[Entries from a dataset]
>> begin
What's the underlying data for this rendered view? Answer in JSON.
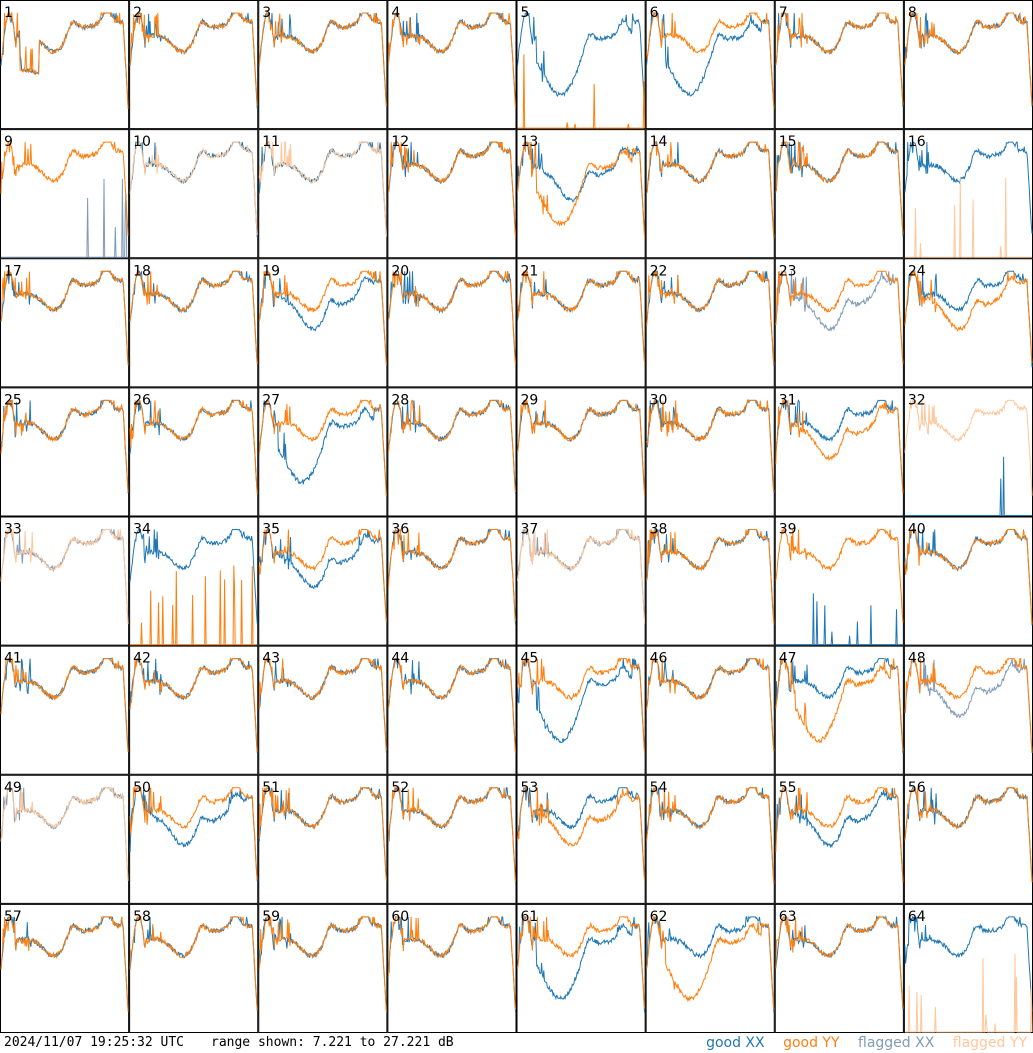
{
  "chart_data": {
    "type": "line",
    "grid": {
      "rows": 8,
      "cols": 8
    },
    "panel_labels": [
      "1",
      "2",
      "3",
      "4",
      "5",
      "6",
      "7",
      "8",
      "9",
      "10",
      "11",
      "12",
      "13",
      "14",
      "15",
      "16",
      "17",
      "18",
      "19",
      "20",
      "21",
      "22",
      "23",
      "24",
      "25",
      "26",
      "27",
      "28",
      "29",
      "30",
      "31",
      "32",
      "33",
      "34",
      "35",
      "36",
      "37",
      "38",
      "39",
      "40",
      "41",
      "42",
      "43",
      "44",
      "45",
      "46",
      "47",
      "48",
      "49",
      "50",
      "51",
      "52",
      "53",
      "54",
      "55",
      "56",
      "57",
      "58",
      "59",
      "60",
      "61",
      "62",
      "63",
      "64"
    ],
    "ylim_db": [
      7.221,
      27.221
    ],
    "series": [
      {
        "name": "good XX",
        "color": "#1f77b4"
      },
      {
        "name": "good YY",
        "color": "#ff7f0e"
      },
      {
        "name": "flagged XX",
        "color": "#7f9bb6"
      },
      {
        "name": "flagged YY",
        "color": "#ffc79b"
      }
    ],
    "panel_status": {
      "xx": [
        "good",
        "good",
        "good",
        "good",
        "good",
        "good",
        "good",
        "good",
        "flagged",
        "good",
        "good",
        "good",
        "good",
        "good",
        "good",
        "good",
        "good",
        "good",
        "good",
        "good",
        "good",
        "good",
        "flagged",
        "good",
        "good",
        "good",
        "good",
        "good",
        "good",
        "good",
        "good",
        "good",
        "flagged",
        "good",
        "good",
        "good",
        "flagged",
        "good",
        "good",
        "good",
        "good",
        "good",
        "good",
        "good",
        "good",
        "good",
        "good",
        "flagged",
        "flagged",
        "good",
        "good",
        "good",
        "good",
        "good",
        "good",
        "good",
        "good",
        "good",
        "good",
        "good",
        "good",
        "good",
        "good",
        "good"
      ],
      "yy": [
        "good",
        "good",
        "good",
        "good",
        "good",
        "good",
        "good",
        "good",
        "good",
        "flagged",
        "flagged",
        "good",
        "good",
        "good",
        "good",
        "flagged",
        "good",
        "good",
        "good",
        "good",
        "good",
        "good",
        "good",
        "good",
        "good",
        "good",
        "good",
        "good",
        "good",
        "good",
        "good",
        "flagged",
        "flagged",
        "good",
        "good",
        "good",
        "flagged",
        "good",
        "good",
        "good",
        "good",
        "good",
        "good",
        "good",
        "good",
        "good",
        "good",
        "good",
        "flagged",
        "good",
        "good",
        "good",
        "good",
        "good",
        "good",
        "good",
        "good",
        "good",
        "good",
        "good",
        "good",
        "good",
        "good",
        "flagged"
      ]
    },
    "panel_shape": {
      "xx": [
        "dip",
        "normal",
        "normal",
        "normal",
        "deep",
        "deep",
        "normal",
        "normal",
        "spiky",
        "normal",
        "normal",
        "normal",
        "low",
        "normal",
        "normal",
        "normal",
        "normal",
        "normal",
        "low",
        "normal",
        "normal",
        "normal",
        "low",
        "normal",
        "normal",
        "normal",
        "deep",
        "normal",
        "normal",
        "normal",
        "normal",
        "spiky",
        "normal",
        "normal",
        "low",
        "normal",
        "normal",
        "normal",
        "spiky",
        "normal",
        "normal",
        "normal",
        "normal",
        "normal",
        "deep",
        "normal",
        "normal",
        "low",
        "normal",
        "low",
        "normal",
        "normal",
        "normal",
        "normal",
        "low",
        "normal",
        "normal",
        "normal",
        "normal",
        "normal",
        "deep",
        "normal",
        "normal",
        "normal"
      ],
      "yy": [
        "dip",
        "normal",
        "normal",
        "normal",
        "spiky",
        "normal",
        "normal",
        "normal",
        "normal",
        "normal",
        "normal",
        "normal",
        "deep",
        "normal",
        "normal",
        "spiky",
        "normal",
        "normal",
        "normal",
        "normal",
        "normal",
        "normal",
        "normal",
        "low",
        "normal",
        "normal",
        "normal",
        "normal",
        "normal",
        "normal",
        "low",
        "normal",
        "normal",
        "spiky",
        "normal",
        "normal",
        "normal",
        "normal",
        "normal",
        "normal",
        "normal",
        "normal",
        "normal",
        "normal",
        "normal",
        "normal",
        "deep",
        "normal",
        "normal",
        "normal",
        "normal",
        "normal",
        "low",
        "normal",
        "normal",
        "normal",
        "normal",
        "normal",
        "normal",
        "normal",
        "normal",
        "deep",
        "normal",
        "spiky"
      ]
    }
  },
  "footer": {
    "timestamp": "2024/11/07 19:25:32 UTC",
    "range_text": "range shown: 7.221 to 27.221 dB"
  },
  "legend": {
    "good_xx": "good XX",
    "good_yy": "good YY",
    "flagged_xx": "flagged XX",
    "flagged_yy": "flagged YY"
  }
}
>> end
>> begin
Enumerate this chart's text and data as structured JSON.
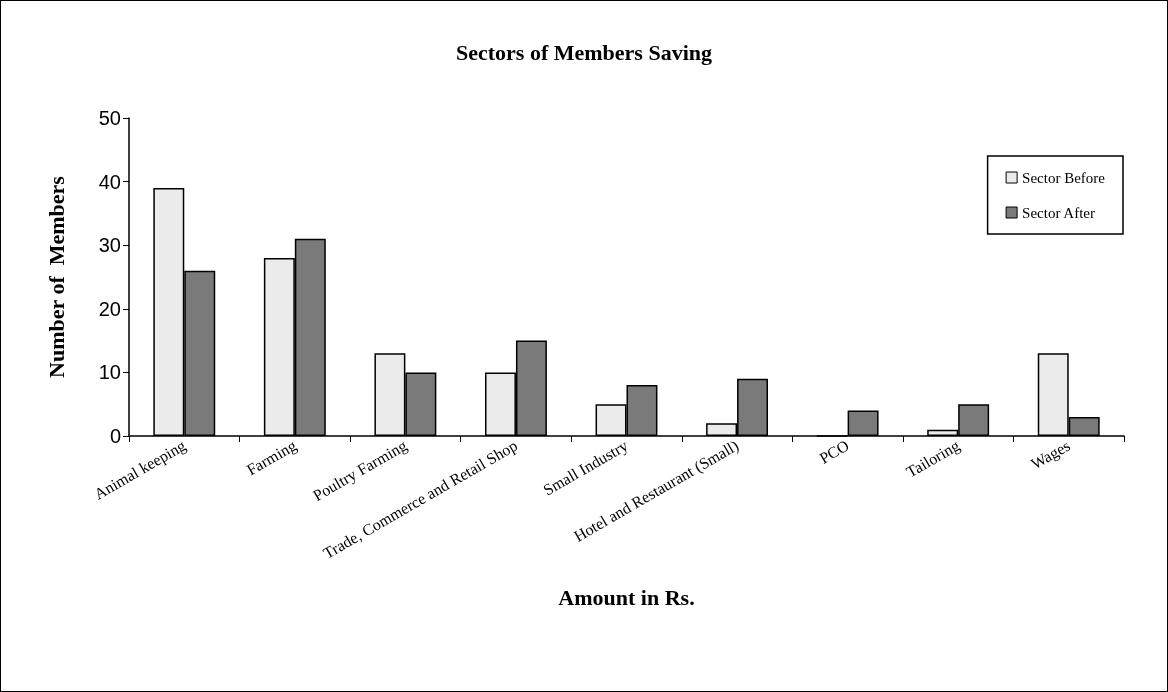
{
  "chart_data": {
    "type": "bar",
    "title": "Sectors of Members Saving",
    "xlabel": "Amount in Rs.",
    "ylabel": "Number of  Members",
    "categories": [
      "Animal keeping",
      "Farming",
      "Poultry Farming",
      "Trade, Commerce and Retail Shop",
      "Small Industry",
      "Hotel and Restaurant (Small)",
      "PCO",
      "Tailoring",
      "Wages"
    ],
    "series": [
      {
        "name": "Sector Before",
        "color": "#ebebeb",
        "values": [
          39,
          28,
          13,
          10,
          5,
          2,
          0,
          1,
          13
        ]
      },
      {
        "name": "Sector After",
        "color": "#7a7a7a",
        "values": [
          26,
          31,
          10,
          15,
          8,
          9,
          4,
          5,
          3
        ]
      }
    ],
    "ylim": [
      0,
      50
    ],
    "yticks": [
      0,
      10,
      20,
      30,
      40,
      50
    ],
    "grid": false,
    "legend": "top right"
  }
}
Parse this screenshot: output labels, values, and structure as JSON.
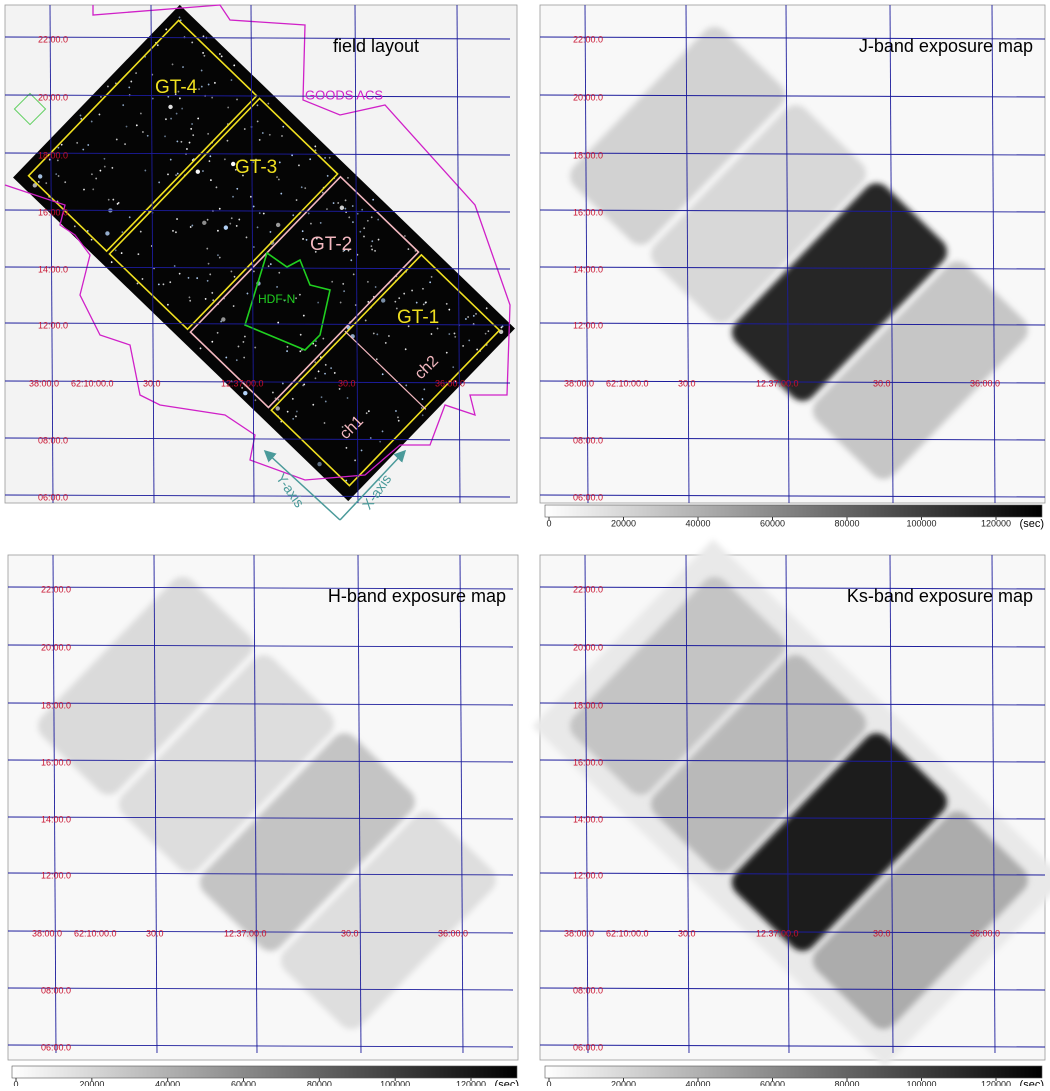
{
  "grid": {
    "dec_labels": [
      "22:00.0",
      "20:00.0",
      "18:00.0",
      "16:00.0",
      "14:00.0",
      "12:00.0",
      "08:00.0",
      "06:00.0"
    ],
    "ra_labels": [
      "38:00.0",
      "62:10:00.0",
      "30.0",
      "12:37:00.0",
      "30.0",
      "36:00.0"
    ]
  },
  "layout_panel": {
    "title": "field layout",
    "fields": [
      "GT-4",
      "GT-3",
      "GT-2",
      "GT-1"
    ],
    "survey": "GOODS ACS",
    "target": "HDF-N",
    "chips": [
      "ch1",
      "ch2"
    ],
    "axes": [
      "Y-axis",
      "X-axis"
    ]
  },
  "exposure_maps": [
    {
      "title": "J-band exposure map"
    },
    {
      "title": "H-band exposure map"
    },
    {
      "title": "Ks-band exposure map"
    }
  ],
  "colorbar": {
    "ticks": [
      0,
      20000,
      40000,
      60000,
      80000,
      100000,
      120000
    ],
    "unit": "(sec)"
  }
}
>> end
Within the records above, how many lines include the word "Small"? State the number by itself.

ANSWER TO THE TASK: 2